==== Passage provided ====
03 Jun 2026

SBM Offshore Confirmed as Silver Sponsor for AEW 2026 Amid Africa FPSO Expansion Push

SBM Offshore Confirmed as Silver Sponsor for AEW 2026 Amid Africa FPSO Expansion Push

Multinational oil and gas services company SBM Offshore will participate at this year’s African Energy Week (AEW) 2026 Conference and Exhibition as a Silver Sponsor, reinforcing the company’s long-term commitment to Africa’s expanding deepwater oil and gas industry. Their participation comes as SBM Offshore accelerates brownfield optimization projects in Angola while aggressively positioning itself for new frontier developments in Namibia’s Orange Basin.

SBM Offshore’s return to AEW, which takes place from October 12–16 in Cape Town, is expected to draw significant industry attention as operators, financiers and EPC contractors evaluate the next wave of floating production infrastructure across the Atlantic Basin. With more than 20 years of experience in Africa and over $31 billion in contract backlog globally, the company remains one of the world’s most influential FPSO suppliers.
==== Supplied records ====
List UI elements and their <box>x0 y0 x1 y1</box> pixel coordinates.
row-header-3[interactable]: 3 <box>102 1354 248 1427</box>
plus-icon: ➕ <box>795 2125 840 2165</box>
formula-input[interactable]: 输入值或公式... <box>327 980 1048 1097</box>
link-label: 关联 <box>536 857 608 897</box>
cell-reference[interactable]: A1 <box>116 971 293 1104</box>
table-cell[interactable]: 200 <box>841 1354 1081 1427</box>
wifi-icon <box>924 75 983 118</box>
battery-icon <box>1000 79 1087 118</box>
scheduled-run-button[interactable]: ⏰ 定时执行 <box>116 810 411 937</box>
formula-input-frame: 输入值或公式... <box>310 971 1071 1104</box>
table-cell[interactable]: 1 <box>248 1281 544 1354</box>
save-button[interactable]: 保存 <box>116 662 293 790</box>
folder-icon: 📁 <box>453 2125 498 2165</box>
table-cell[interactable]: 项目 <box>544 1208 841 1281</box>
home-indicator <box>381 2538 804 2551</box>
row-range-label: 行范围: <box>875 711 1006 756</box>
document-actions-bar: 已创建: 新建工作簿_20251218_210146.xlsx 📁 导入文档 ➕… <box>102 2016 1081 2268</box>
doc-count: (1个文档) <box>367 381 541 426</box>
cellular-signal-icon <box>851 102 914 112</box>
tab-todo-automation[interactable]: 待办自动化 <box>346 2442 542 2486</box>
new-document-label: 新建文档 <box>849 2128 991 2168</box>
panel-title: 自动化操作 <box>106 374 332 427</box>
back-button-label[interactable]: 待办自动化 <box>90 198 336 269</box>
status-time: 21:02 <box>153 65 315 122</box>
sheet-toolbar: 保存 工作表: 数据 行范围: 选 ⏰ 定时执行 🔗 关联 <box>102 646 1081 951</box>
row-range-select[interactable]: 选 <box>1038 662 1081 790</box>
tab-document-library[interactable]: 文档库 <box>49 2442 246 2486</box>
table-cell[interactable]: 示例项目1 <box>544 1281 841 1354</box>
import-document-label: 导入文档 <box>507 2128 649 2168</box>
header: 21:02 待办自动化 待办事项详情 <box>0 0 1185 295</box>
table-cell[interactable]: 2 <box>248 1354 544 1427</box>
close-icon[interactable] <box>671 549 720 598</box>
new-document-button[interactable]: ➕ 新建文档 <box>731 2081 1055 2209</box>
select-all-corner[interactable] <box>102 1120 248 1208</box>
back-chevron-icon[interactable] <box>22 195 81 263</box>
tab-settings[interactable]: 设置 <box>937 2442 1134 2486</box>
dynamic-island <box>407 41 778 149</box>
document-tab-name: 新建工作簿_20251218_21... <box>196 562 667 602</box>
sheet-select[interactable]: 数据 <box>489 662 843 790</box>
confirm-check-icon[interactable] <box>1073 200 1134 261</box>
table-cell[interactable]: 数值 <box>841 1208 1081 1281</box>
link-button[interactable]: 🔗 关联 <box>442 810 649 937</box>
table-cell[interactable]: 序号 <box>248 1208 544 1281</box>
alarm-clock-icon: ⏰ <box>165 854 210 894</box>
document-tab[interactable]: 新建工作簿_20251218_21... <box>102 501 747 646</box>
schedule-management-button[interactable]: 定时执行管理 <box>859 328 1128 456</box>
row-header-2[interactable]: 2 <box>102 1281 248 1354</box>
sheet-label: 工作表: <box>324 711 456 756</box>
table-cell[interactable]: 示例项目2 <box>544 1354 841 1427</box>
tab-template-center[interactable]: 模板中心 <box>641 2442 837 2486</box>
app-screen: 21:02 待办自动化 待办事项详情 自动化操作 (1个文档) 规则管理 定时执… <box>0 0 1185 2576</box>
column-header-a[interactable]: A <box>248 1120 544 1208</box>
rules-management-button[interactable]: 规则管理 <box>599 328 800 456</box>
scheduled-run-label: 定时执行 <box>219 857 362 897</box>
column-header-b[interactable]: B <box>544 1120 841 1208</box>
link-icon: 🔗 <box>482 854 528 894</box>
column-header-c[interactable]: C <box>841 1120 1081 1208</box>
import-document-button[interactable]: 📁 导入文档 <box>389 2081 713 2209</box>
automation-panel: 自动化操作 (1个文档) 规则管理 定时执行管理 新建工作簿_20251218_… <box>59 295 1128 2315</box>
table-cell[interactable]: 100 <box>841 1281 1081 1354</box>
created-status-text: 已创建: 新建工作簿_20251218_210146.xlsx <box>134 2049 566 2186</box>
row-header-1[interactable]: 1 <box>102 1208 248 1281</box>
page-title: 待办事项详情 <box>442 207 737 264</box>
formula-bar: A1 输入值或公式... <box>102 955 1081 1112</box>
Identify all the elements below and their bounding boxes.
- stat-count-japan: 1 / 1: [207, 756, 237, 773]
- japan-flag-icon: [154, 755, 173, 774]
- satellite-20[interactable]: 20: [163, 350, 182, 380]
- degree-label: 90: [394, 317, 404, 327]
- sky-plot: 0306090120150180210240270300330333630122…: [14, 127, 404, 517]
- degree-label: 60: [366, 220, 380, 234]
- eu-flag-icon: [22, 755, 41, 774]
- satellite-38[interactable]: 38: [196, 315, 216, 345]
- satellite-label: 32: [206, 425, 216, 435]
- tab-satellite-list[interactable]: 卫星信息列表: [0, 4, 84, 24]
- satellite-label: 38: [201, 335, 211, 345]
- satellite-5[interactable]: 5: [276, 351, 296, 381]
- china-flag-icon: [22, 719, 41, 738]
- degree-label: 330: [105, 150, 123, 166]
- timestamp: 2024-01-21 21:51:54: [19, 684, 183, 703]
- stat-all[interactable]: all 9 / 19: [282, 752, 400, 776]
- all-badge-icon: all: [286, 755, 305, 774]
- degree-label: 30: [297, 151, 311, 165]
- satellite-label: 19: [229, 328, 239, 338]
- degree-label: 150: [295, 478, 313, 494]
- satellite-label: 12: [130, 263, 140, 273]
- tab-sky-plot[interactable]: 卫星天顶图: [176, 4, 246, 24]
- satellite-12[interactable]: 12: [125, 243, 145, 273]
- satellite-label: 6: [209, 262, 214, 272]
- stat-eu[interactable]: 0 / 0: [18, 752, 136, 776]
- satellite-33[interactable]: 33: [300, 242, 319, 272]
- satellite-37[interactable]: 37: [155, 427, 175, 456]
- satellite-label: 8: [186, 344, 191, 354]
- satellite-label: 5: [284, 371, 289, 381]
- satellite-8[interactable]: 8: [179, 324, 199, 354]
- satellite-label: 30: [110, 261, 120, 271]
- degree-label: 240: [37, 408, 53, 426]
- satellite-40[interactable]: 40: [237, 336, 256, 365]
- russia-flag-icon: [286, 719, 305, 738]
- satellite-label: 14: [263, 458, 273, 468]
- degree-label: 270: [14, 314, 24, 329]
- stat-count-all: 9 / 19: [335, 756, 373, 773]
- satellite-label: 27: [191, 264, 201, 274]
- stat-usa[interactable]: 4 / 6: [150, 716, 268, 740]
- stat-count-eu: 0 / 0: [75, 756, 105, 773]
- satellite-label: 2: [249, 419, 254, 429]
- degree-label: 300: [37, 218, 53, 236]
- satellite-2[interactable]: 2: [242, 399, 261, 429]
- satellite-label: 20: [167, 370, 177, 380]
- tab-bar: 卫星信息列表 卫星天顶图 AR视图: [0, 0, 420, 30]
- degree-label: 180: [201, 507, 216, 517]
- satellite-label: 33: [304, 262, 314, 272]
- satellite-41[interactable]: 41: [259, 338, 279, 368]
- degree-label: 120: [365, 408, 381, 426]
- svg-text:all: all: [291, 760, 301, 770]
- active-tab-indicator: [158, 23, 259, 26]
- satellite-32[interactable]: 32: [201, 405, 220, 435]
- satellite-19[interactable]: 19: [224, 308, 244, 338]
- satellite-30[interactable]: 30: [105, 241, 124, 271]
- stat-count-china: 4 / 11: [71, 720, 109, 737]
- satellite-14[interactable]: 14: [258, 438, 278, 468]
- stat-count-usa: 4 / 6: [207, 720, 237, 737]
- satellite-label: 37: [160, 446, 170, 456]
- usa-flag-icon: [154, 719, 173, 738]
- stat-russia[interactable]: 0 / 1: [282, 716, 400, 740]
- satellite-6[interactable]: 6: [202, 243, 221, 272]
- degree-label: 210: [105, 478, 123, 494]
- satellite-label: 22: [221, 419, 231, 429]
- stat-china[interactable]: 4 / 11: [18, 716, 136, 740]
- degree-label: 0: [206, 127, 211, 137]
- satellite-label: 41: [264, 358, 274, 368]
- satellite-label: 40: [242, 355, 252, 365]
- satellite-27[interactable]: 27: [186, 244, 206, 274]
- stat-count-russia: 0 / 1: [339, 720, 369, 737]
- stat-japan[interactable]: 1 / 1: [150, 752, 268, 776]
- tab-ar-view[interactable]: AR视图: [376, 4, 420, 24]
====
### What you need to do
**A.** For each statement about the SBM Offshore sponsorship article, answer yes or no to whether it agrees with the article, and quote the words that decide it.
(i) AEW 2026 is being held in Cape Town.
(ii) SBM Offshore will take part in AEW 2026 as a Gold Sponsor.
(iii) SBM Offshore has more than 20 years of experience in Africa.
**B.** Answer these questions using the SBM Offshore sponsorship article.
(i) In which country is SBM Offshore accelerating brownfield optimization projects?
(ii) How large is the company's global contract backlog?
(iii) On what dates does AEW take place?
**C.** Carry on the article about SBM Offshore's AEW 2026 sponsorship from the point where it ends.

### Task responses
**A.**
(i) Yes: "which takes place from October 12–16 in Cape Town"
(ii) No: "as a Silver Sponsor"
(iii) Yes: "With more than 20 years of experience in Africa"

**B.**
(i) Angola
(ii) Over $31 billion
(iii) October 12–16

**C.**
The Sponsorship follows several major milestones announced during 2025 and 2026. On May 26, the American Bureau of Shipping approved SBM Offshore’s seawater intake riser technology developed alongside Shell. The system pumps cold seawater from depths of 700m to FPSO topsides, reducing onboard cooling energy demand and improving emissions performance for future African and South American projects.

The company’s financial position strengthened considerably following the $2.32 billion sale of FPSO One Guyana to ExxonMobil in February 2026. The transaction helped drive a 216% year-on-year increase in Q1 2026 directional revenue to $3.5 billion while reducing SBM Offshore’s net debt from $5.7 billion to $3.2 billion by March 21, 2026.

In March 2026, ExxonMobil awarded SBM Offshore front-end engineering and design contracts for the Longtail development in Guyana. The proposed FPSO is expected to feature the world’s highest gas-handling capacity ever deployed on a floating production vessel, processing 1.2 billion cubic feet of gas and 250,000 barrels of condensate daily.

Across Africa, SBM Offshore continues expanding its offshore footprint. In Angola, the company signed multi-year extensions in December 2025 with Esso Exploration Angola for FPSO Mondo and FPSO Saxi Batuque in Block 15, extending operations through 2032. Brownfield upgrades and life-extension works commenced in early 2026 to support declining reservoir pressure management and maintain environmental compliance standards.

The company also finalized a share purchase agreement with Equatorial Guinea’s national oil company GEPetrol in December 2025, restructuring regional asset ownership and supporting localized operational transitions. The FPSO Aseng formally exited SBM Offshore’s lease-and-operate fleet during the same period as management responsibilities shifted toward Equatoguinean entities.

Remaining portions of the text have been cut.